**PAGE EXCERPT**.
** Begin **

I don't know all that much about Clockwork, to be honest. As far as I know, she's supposed to be some killer who had a really crappy life and eventually went insane, and sewed a clock in her eye or something. Also, she appears to be an example of someone writing from the "Jeff formula": person has crappy life (is bullied, abused, etc.), goes insane, gets a power or powers of some sort, and becomes a killer. Anyway, I'm talking about Clockwork because the story I'm going to Riff is about her. Sort of. I got it from Trollpasta, under the category "Pasta Trying To Be Good When It Sucks Enough To Be A Troll" (Fun fact: "Jeff the Killer" is there). Anyway, let's begin this Riff before our time is up? (Get it, because Clockwork, and...yeah, let's get to the Riff.)
Hi, Call me Leon Hi, Leon. (It's not my real name but it's usable. You’re picking out a pseudonym, and you decide “Leon” is the best you can do? Why not “Super Awesome Epic Big Dick” or something?) a Few Years ago there was a incident with... with... “With my constant bedwetting.” Why dont we just start from the begining of the story, shall we? Alright. I would’ve preferred to start at the beginning, but whatever.
It was just like every normal day “The sun was out, the birds were singing, and some nerdy guy on the Internet was complaining about superhero stuff on the Creepypasta Wiki.” F**king school and there was my brother John. I didn’t know schools had asterisks in their name. Is it really called ‘F**king school’? “And this years graduates from F**king School are…” John wasn't doing well in school, every teacher in the School seems to have given him a G, For real they had to forget that g wasn't on the Letter Grade list because of John, I…I…there’s stupid, and then there’s what was just said. When he was in class he would draw in his book stuff like People being cut in half blood Gun Fights stuff like that, and the Teachers ended up telling him at the end of the year "Time's up John" he got angry about this, but on this fateful day. Rob Liefeld: The Early Years.

** End **

**REQUIREMENTS**.
1. In the Clockwork riff, why does the writer say Clockwork appears to follow the "Jeff formula"? Answer in one to three sentences.
2. Answer these questions from the Clockwork riff:
(a) Where did the writer find the story being riffed, and under which category?
(b) What name does the story's narrator ask to be called?
(c) What did John draw in his book during class?
3. Carry the Clockwork riff forward from its last line, keeping the same alternation between quoted story text and the riffer's comments.
The data below the text comes from a separate source and has no connection to it.

**DATA SEGMENT**.
** Begin **

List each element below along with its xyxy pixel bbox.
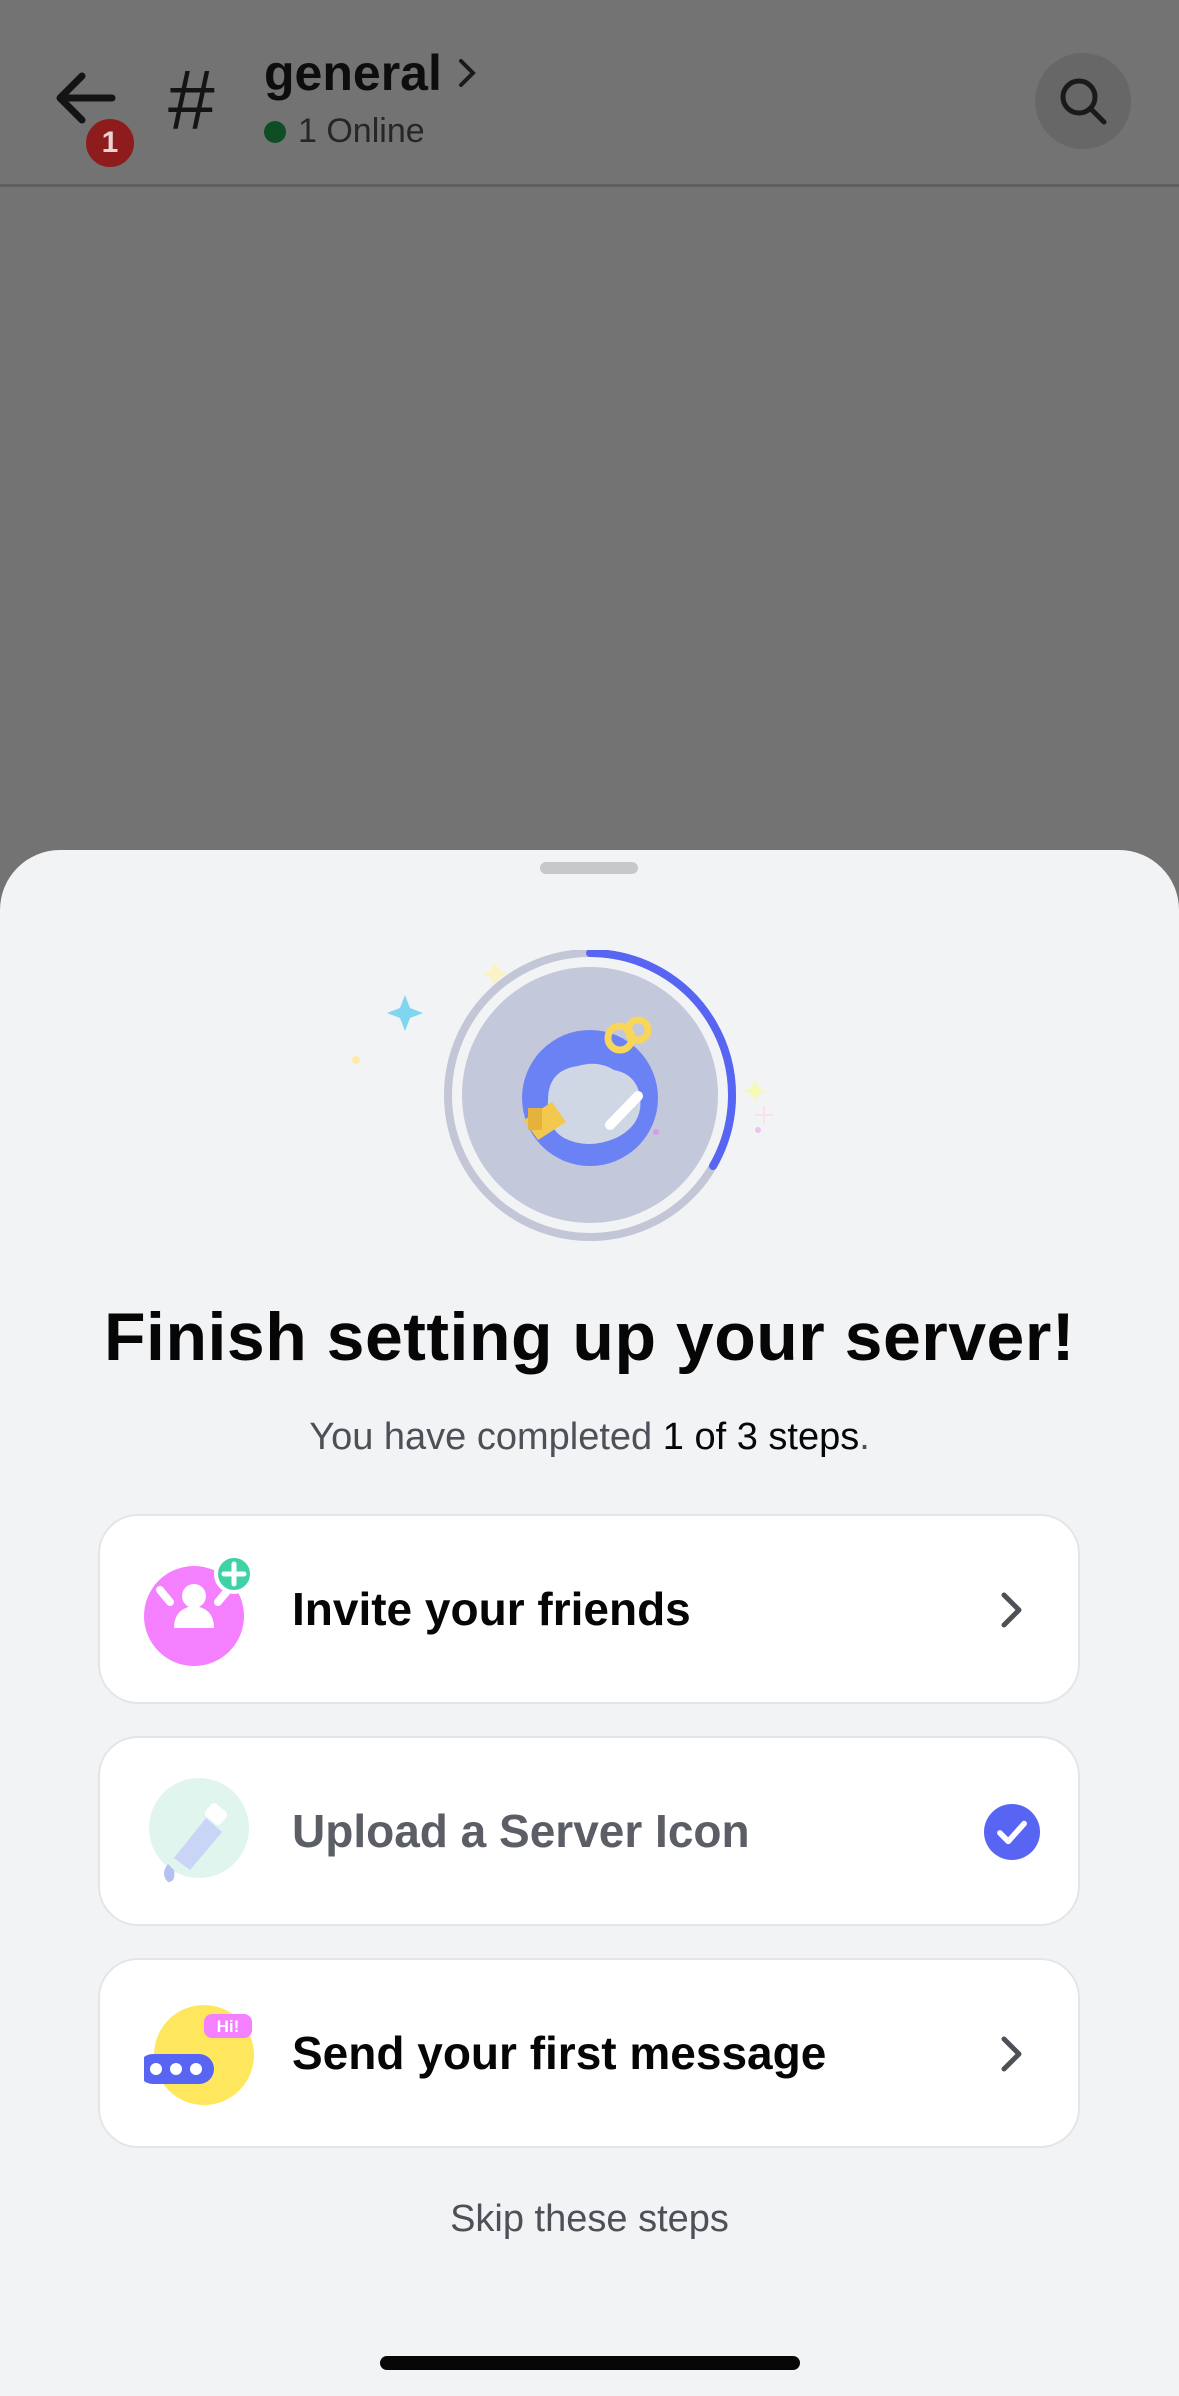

** End **

**ANSWERS FOR THIS EXERCISE**.
1. The writer's understanding is that Clockwork had a really crappy life, went insane, and became a killer, and that she apparently sewed a clock into her eye. That matches the formula the writer describes: a person has a crappy life, goes insane, gains some kind of power, and becomes a killer.

2.
(a) The writer found it on Trollpasta, under the category "Pasta Trying To Be Good When It Sucks Enough To Be A Troll."
(b) The narrator asks to be called Leon.
(c) He drew people being cut in half, blood, and gunfights.

3.
During Lunch on this day his Girfriend Marry wanted to see him after school at the old park, he repl ed saying "Alright Fine", After Lunch was Social Studies or S.S. I knew Social Studies made people Nazis! then was Art, after it was ELA, bet you can guess what he did during those classes. Asked the teachers if they raided Barry Manilow’s wardrobe? After School he went to the park and there was Marry waiting on the hill top near the tree, he walked up the hill and he was expecting her to say "Do me" or something like that That’s why John fails at school! He thinks with the wrong head! but she said "This is going to be hard for me to say but... I think we should see other people", he responded with "Alright i guess so, WAIT WHAT" Well, now we know why he’s considered slow. she reponded with "Your Failing in school, you draw very... dark drawings, we're like total oposites" then she walked away and John's heart was shattered. But doesn’t Marry know that opposites attract?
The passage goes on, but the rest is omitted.